# Task material
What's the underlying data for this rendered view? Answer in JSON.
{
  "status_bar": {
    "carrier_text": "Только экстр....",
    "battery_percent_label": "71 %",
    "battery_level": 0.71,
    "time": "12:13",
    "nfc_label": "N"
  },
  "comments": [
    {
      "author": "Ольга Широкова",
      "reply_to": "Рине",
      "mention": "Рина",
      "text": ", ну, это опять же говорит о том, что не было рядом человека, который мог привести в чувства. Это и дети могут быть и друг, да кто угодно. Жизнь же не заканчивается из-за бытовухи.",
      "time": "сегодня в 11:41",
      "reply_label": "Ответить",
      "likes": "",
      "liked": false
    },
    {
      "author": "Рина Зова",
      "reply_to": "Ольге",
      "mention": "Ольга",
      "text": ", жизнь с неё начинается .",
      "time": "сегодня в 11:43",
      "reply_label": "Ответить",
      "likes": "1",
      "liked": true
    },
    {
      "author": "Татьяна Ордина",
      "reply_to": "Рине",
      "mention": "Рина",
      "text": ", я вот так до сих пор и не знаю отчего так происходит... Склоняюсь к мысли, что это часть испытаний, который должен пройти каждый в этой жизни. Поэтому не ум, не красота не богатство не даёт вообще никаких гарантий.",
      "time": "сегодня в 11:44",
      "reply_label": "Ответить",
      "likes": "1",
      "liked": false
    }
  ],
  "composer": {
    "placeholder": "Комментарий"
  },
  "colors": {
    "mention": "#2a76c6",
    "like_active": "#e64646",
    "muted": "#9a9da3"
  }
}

# Work to do
Return every record, word for word.

# Output
What's the underlying data for this rendered view? Answer in JSON.
{
  "status_bar": {
    "carrier_text": "Только экстр....",
    "battery_percent_label": "71 %",
    "battery_level": 0.71,
    "time": "12:13",
    "nfc_label": "N"
  },
  "comments": [
    {
      "author": "Ольга Широкова",
      "reply_to": "Рине",
      "mention": "Рина",
      "text": ", ну, это опять же говорит о том, что не было рядом человека, который мог привести в чувства. Это и дети могут быть и друг, да кто угодно. Жизнь же не заканчивается из-за бытовухи.",
      "time": "сегодня в 11:41",
      "reply_label": "Ответить",
      "likes": "",
      "liked": false
    },
    {
      "author": "Рина Зова",
      "reply_to": "Ольге",
      "mention": "Ольга",
      "text": ", жизнь с неё начинается .",
      "time": "сегодня в 11:43",
      "reply_label": "Ответить",
      "likes": "1",
      "liked": true
    },
    {
      "author": "Татьяна Ордина",
      "reply_to": "Рине",
      "mention": "Рина",
      "text": ", я вот так до сих пор и не знаю отчего так происходит... Склоняюсь к мысли, что это часть испытаний, который должен пройти каждый в этой жизни. Поэтому не ум, не красота не богатство не даёт вообще никаких гарантий.",
      "time": "сегодня в 11:44",
      "reply_label": "Ответить",
      "likes": "1",
      "liked": false
    }
  ],
  "composer": {
    "placeholder": "Комментарий"
  },
  "colors": {
    "mention": "#2a76c6",
    "like_active": "#e64646",
    "muted": "#9a9da3"
  }
}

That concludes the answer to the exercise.